Structured figure records

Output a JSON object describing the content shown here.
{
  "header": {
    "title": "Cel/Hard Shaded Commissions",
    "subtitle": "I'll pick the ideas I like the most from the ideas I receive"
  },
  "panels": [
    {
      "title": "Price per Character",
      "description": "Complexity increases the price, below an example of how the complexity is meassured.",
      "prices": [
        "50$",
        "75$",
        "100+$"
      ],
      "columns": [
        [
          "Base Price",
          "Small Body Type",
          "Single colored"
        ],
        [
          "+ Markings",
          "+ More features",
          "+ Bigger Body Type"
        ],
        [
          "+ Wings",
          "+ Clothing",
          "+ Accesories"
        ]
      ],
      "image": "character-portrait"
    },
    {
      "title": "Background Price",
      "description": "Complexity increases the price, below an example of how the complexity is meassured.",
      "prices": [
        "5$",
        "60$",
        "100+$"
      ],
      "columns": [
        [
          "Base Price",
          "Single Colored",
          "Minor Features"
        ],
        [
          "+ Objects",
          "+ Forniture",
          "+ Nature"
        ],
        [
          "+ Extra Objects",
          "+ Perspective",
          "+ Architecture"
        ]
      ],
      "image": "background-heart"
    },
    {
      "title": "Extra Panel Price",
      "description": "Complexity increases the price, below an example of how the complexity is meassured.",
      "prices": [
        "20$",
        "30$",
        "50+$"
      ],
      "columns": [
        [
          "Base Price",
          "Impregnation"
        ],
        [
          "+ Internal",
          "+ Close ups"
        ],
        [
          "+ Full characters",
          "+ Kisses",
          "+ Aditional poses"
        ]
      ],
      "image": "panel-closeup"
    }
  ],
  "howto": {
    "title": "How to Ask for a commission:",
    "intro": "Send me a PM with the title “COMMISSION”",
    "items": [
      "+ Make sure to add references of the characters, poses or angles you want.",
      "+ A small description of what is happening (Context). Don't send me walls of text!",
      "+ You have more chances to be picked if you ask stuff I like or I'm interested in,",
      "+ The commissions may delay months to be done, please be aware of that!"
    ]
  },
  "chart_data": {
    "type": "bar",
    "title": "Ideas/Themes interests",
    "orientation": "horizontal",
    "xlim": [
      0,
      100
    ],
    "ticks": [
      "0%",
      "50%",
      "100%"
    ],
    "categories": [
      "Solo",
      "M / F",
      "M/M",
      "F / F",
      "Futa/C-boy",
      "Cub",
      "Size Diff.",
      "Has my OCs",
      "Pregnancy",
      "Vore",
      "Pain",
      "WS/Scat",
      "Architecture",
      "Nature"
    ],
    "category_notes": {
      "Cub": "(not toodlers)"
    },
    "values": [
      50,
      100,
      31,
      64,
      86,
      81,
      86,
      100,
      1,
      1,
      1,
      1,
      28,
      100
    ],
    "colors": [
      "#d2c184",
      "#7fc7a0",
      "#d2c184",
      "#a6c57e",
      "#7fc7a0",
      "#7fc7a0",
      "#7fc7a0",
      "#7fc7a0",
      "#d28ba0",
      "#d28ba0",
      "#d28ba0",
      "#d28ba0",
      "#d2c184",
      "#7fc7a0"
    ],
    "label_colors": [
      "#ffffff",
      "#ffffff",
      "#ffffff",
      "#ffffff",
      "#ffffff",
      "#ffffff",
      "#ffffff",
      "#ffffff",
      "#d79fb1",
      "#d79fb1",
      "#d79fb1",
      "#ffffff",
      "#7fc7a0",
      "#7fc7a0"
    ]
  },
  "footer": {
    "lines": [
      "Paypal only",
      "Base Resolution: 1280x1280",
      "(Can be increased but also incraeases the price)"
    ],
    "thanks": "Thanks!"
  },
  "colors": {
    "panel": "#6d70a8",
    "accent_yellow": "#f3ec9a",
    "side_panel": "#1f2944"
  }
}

* * *

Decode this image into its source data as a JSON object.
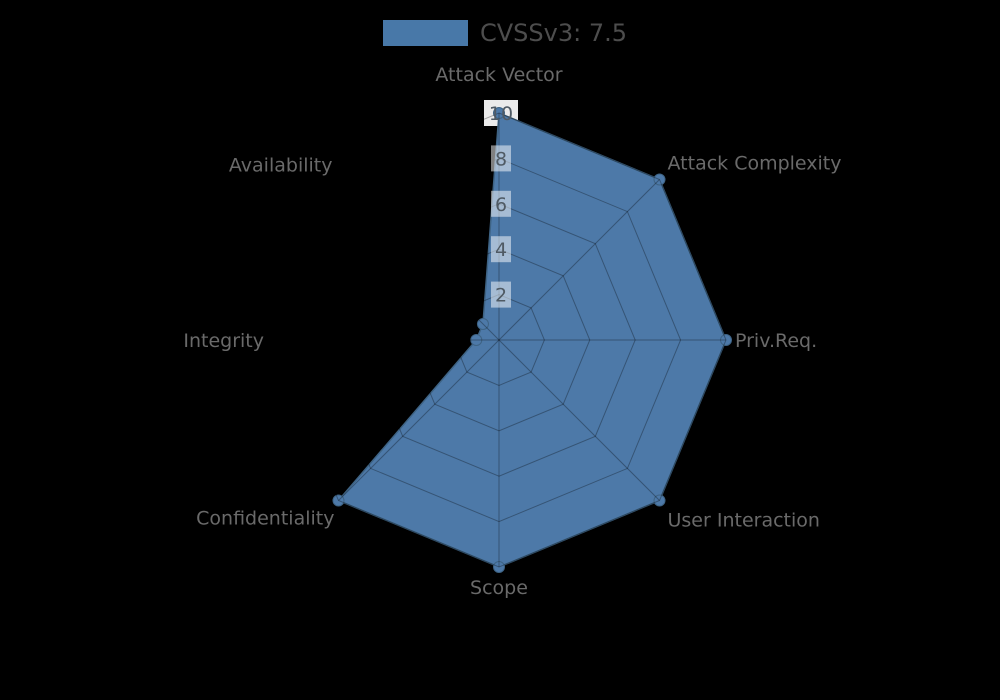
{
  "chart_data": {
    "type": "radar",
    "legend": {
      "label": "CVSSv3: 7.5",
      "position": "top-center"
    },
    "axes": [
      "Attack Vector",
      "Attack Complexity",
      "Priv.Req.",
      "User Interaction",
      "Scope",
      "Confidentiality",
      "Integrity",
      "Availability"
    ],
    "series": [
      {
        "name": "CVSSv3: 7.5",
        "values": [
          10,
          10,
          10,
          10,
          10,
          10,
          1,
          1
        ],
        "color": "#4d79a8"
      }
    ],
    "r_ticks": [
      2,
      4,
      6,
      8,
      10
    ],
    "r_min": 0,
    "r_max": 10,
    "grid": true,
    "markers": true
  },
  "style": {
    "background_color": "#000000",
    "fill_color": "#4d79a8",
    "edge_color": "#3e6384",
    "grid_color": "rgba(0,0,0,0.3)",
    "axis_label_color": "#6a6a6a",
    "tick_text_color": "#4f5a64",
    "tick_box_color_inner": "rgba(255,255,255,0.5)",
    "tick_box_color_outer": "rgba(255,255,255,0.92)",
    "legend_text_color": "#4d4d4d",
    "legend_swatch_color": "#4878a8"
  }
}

---

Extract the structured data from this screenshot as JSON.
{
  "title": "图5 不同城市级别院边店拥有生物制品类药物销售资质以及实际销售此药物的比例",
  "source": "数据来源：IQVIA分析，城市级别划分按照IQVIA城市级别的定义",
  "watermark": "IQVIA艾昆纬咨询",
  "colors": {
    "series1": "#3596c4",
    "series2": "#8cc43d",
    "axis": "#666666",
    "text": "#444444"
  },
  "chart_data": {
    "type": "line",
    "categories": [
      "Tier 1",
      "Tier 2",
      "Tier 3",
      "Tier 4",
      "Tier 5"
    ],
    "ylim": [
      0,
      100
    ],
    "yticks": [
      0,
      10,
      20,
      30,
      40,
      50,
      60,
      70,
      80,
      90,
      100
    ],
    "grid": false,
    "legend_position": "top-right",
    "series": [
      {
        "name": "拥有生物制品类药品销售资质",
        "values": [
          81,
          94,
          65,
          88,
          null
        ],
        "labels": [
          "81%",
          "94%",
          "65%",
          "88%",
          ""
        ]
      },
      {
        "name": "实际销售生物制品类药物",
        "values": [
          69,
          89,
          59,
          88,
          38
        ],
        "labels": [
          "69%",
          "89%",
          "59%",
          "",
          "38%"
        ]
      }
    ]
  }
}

Exercise task
Each line of the material that holds the string "this" counts once; give the total alone.

Task result
2